Collected data entries:
######
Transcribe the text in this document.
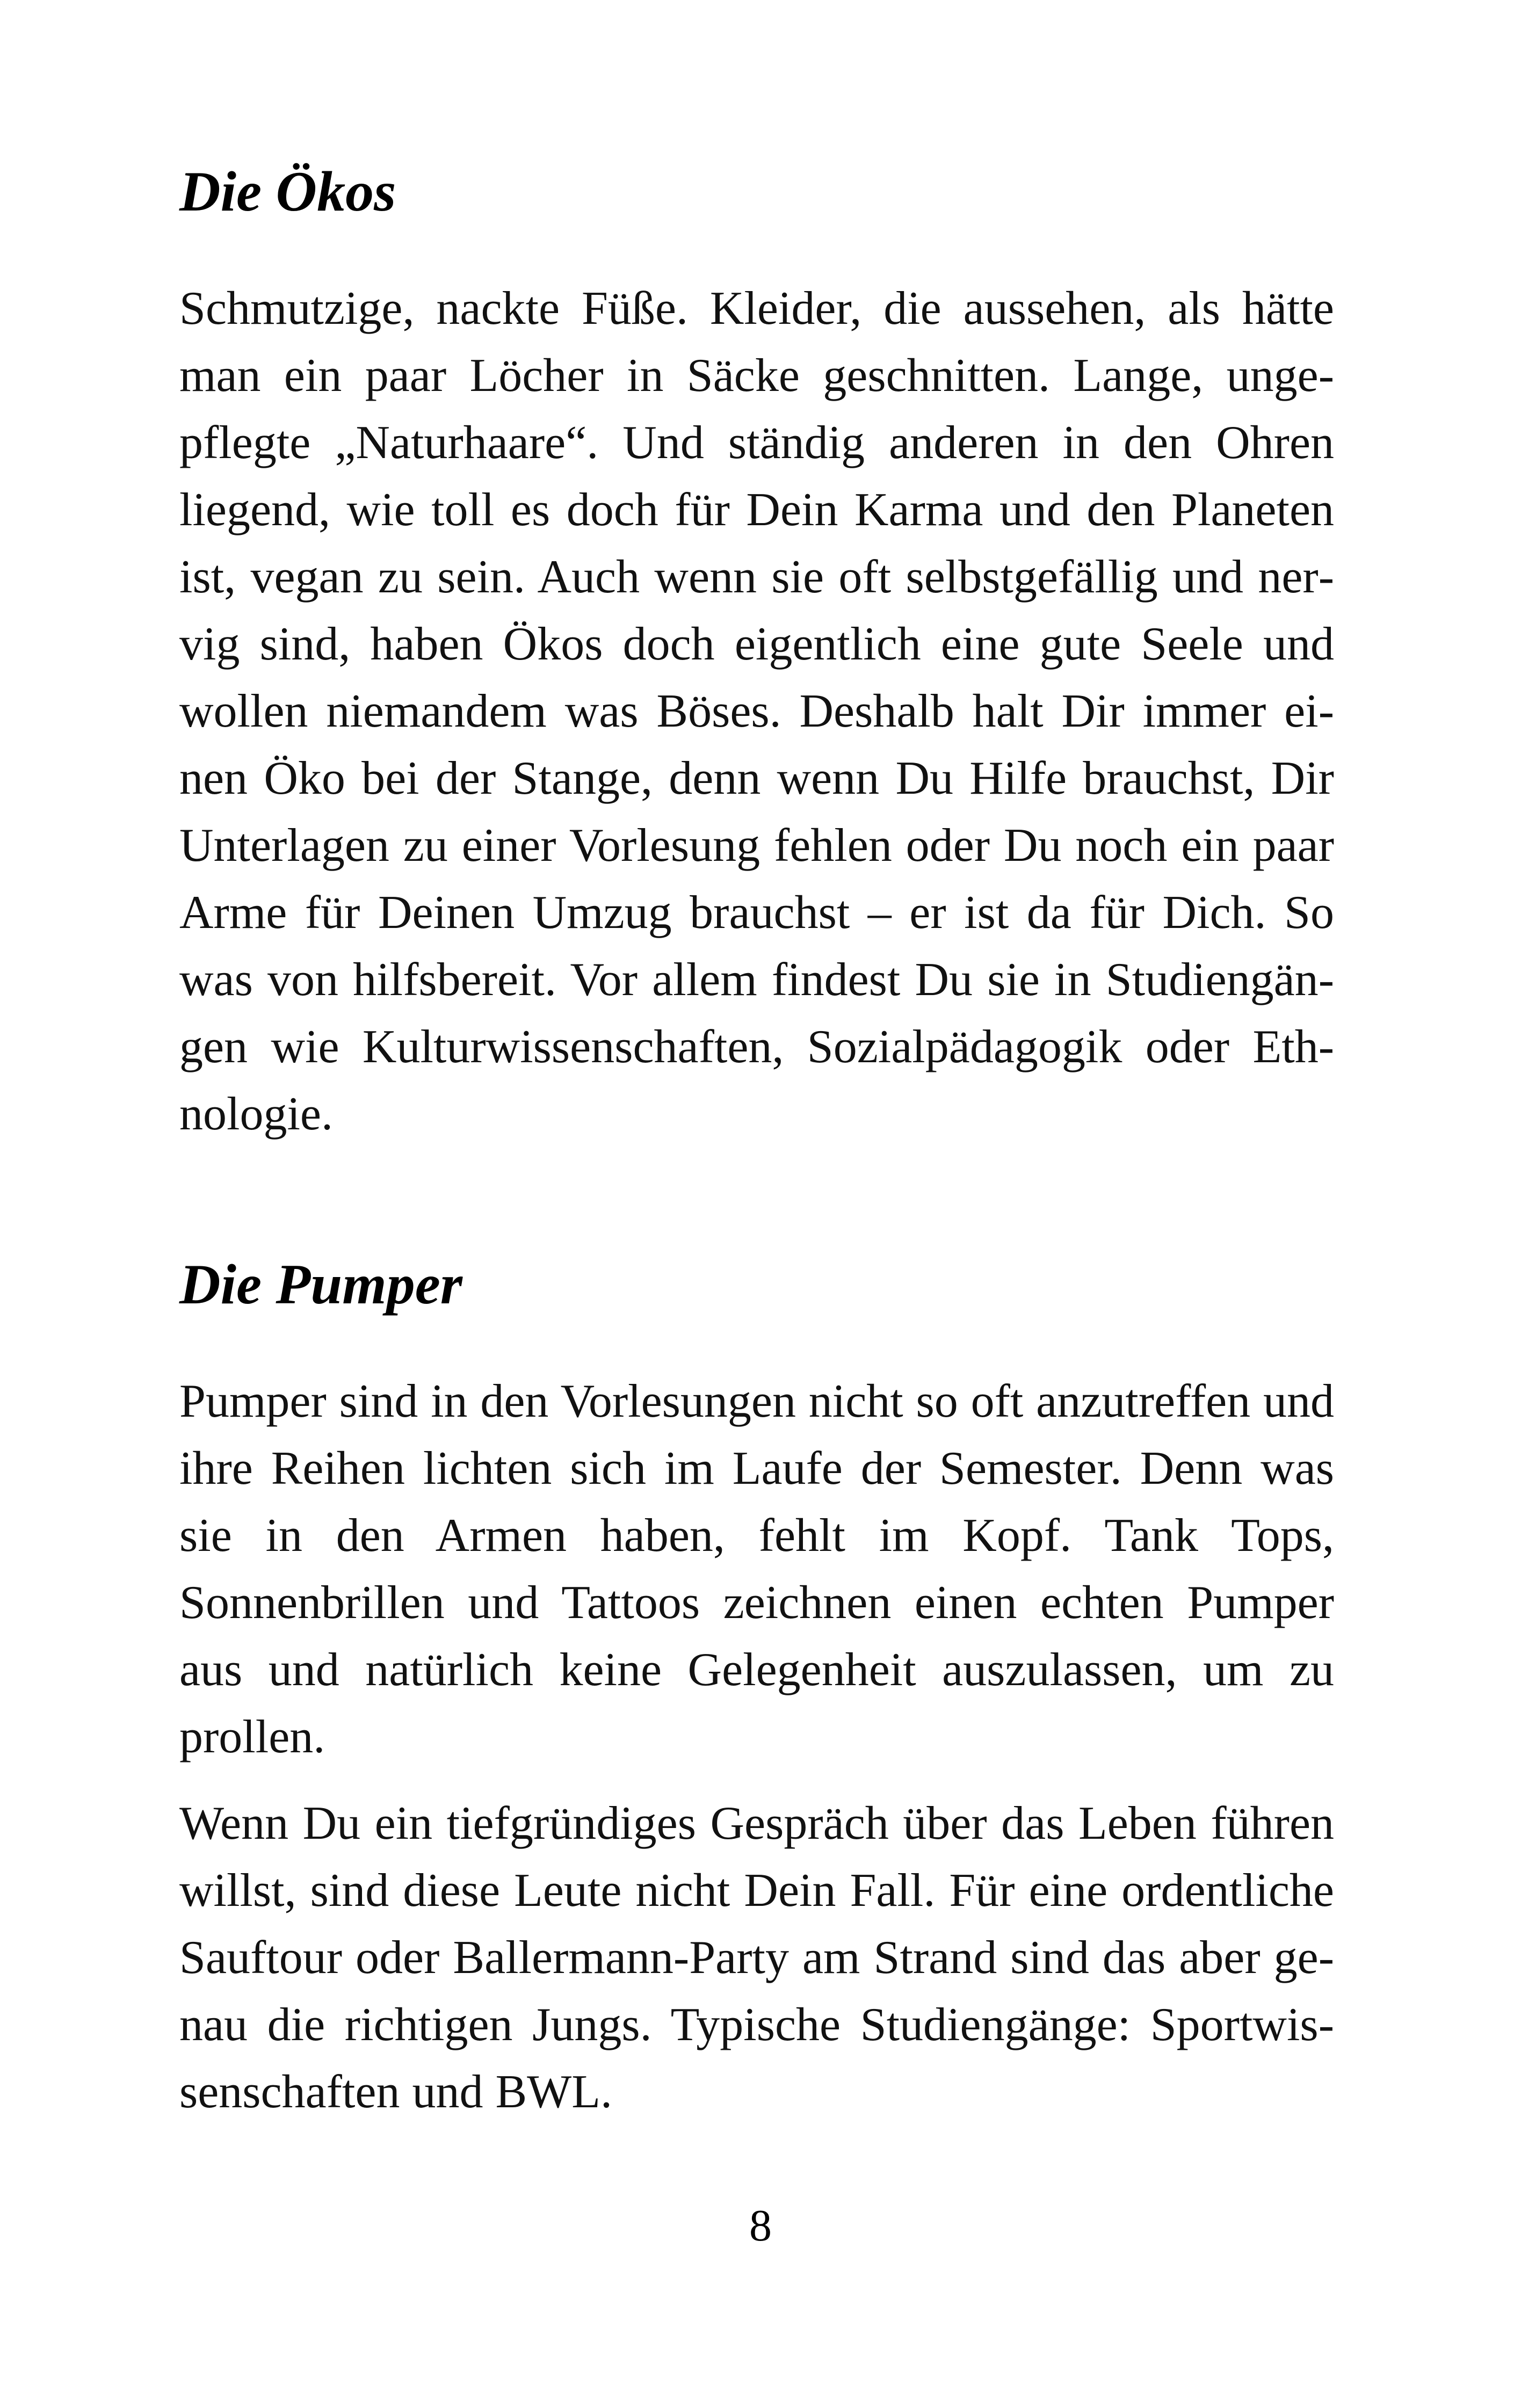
Die Ökos

Schmutzige, nackte Füße. Kleider, die aussehen, als hätte man ein paar Löcher in Säcke geschnitten. Lange, ungepflegte „Naturhaare“. Und ständig anderen in den Ohren liegend, wie toll es doch für Dein Karma und den Planeten ist, vegan zu sein. Auch wenn sie oft selbstgefällig und nervig sind, haben Ökos doch eigentlich eine gute Seele und wollen niemandem was Böses. Deshalb halt Dir immer einen Öko bei der Stange, denn wenn Du Hilfe brauchst, Dir Unterlagen zu einer Vorlesung fehlen oder Du noch ein paar Arme für Deinen Umzug brauchst – er ist da für Dich. So was von hilfsbereit. Vor allem findest Du sie in Studiengängen wie Kulturwissenschaften, Sozialpädagogik oder Ethnologie.

Die Pumper

Pumper sind in den Vorlesungen nicht so oft anzutreffen und ihre Reihen lichten sich im Laufe der Semester. Denn was sie in den Armen haben, fehlt im Kopf. Tank Tops, Sonnenbrillen und Tattoos zeichnen einen echten Pumper aus und natürlich keine Gelegenheit auszulassen, um zu prollen.

Wenn Du ein tiefgründiges Gespräch über das Leben führen willst, sind diese Leute nicht Dein Fall. Für eine ordentliche Sauftour oder Ballermann-Party am Strand sind das aber genau die richtigen Jungs. Typische Studiengänge: Sportwissenschaften und BWL.

8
######
**EXERCISE DESCRIPTION:**
Copy the whole of the material above exactly, but not its images.

**FULL ANSWER:**
Transcribe the text in this document.
Die Ökos

Schmutzige, nackte Füße. Kleider, die aussehen, als hätte man ein paar Löcher in Säcke geschnitten. Lange, ungepflegte „Naturhaare“. Und ständig anderen in den Ohren liegend, wie toll es doch für Dein Karma und den Planeten ist, vegan zu sein. Auch wenn sie oft selbstgefällig und nervig sind, haben Ökos doch eigentlich eine gute Seele und wollen niemandem was Böses. Deshalb halt Dir immer einen Öko bei der Stange, denn wenn Du Hilfe brauchst, Dir Unterlagen zu einer Vorlesung fehlen oder Du noch ein paar Arme für Deinen Umzug brauchst – er ist da für Dich. So was von hilfsbereit. Vor allem findest Du sie in Studiengängen wie Kulturwissenschaften, Sozialpädagogik oder Ethnologie.

Die Pumper

Pumper sind in den Vorlesungen nicht so oft anzutreffen und ihre Reihen lichten sich im Laufe der Semester. Denn was sie in den Armen haben, fehlt im Kopf. Tank Tops, Sonnenbrillen und Tattoos zeichnen einen echten Pumper aus und natürlich keine Gelegenheit auszulassen, um zu prollen.

Wenn Du ein tiefgründiges Gespräch über das Leben führen willst, sind diese Leute nicht Dein Fall. Für eine ordentliche Sauftour oder Ballermann-Party am Strand sind das aber genau die richtigen Jungs. Typische Studiengänge: Sportwissenschaften und BWL.

8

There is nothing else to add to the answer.